● **Extracted text**:
I have thought long and hard about what it is that I want to write about in regards to my past weekend. It was very special to me, and because of that I want to share it with the few people who actually read this. Mainly I know that what I have to say will be welcomed... but there is always the possibility someone out there will react the way people always do at some point. I want to say a bit about my spiritual place in the world because it's, obviously, important to me. It has great value to me. In order for people to know me in my entirety, they have to know my core being, my central beliefs.
I want to preface the rest of my blogs with an explanation of sorts, and then I'll post about this weekend in a seperate blog. But I feel this is important to say:
I don't usually talk about my religion too much. There are several reasons for this. First, there is the fact that I don't really care if other people believe in my religion or agree with me. The point of my spiritual path is not to make others join me on it or validate it. It is solely for me. I have found an inner calm with the path I follow. It is something that helps me lead the type of life I want to lead, and strive to be the person I want to be. So, for many years I never said anything about my beliefs to anyone. I didn't want to get into the arguments that ultimately would just leave people frustrated and sometimes angry at me for not beliving in their side. What's the point? Slowly, over time, I have started talking about it, but only when people specifically ask me. I DO live in the bible belt, and I think that some people readily think that if I talk about MY beliefs, that I am somehow offending them and trying to discredit their own religion. This is SO not the the case. I believe spirituality and religion are very personal things... and I would never be so arrogant as to try to tell someone else what would give their own lives meaning. That is for each individual person to discover.

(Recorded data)
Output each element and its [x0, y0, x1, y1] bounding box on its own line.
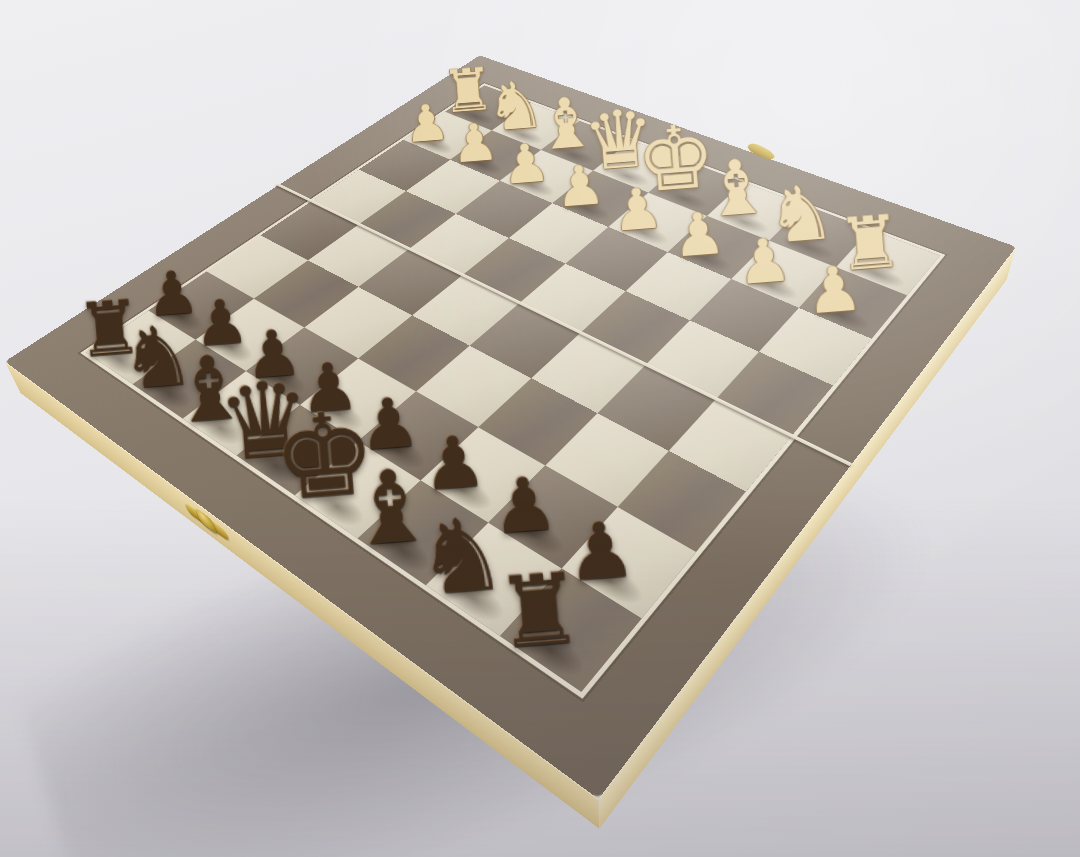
- square-f6: [478, 378, 597, 465]
- brass-latch: [181, 496, 237, 553]
- piece-black-rook: ♜: [492, 558, 587, 662]
- piece-white-pawn: ♟: [500, 135, 552, 192]
- piece-white-pawn: ♟: [450, 115, 500, 170]
- piece-white-pawn: ♟: [804, 256, 865, 323]
- piece-white-pawn: ♟: [670, 203, 727, 265]
- wood-frame: ♜♞♝♛♚♝♞♜♟♟♟♟♟♟♟♟♟♟♟♟♟♟♟♟♜♞♝♛♚♝♞♜: [5, 55, 1016, 799]
- piece-white-pawn: ♟: [735, 229, 794, 294]
- chess-board: ♜♞♝♛♚♝♞♜♟♟♟♟♟♟♟♟♟♟♟♟♟♟♟♟♜♞♝♛♚♝♞♜: [86, 85, 940, 691]
- square-e6: [416, 346, 531, 428]
- scene-tilt: ♜♞♝♛♚♝♞♜♟♟♟♟♟♟♟♟♟♟♟♟♟♟♟♟♜♞♝♛♚♝♞♜: [0, 0, 1080, 857]
- piece-white-pawn: ♟: [610, 179, 665, 239]
- latch-knob-icon: [194, 507, 217, 535]
- piece-white-pawn: ♟: [553, 156, 606, 215]
- piece-white-pawn: ♟: [402, 96, 451, 150]
- table-surface: { "game": "chess", "scene": { "setting":…: [0, 0, 1080, 857]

● **Problems to solve**:
1 - Copy the lines of the records word for word, starting at the line that contains "- square-f6: [478, 378, 597, 465]" and ending with the last line of the records.
2 - Pick up the blog post about the writer's personal spiritual beliefs right after its final sentence and keep it going.

● **Responses to the exercise**:
1 -
- square-f6: [478, 378, 597, 465]
- brass-latch: [181, 496, 237, 553]
- piece-black-rook: ♜: [492, 558, 587, 662]
- piece-white-pawn: ♟: [500, 135, 552, 192]
- piece-white-pawn: ♟: [450, 115, 500, 170]
- piece-white-pawn: ♟: [804, 256, 865, 323]
- piece-white-pawn: ♟: [670, 203, 727, 265]
- wood-frame: ♜♞♝♛♚♝♞♜♟♟♟♟♟♟♟♟♟♟♟♟♟♟♟♟♜♞♝♛♚♝♞♜: [5, 55, 1016, 799]
- piece-white-pawn: ♟: [735, 229, 794, 294]
- chess-board: ♜♞♝♛♚♝♞♜♟♟♟♟♟♟♟♟♟♟♟♟♟♟♟♟♜♞♝♛♚♝♞♜: [86, 85, 940, 691]
- square-e6: [416, 346, 531, 428]
- scene-tilt: ♜♞♝♛♚♝♞♜♟♟♟♟♟♟♟♟♟♟♟♟♟♟♟♟♜♞♝♛♚♝♞♜: [0, 0, 1080, 857]
- piece-white-pawn: ♟: [610, 179, 665, 239]
- latch-knob-icon: [194, 507, 217, 535]
- piece-white-pawn: ♟: [553, 156, 606, 215]
- piece-white-pawn: ♟: [402, 96, 451, 150]
- table-surface: { "game": "chess", "scene": { "setting":…: [0, 0, 1080, 857]

2 -
But, the fact of the matter is also this: the mainstream media of today makes MY religion... which is Wicca, which is a 'subgroup' of Paganism.... out to be a horrible, horrible thing. It angers me EVERY time I see a movie or show that talks about it. Well... there are the few times that someone gets it right. The latest thing, of course, that has brought wicca into the media light is Christine O'Donnell saying that she 'dabbled' in witchcraft. Uggh. So, I think I have decided to take some 'teaching moments' throughout the year... just to help dispel some of the myths, to educate those who want to learn. After all, if you never hear any other side to it... why wouldn't you believe the one you hear? You won't hear OFTEN from me about it... I promise... mainly around our holidays... what we refer to as 'Sabbats'. And if anyone ever has any questions, I'll be more than happy to answer them. But I also don't see any point in shoving anything down anyone's throat. If you don't want to hear about it, simply skip the post. It's that easy. There is one thing I ask of anyone reading this. Please remember that this is my RELIGION we are talking about here. It is very personal to me. I'm not here to argue whether it's right nor not... I'm simply trying to let people know what it is that I believe. Please don't presume to tell me what you think it is that I believe. That is not only offensive to me, but it also just shows how ignorant you are when it comes to this arena. I would never EVER tell you what you believe. That just doesn't make sense.
So... with all that in mind, read on....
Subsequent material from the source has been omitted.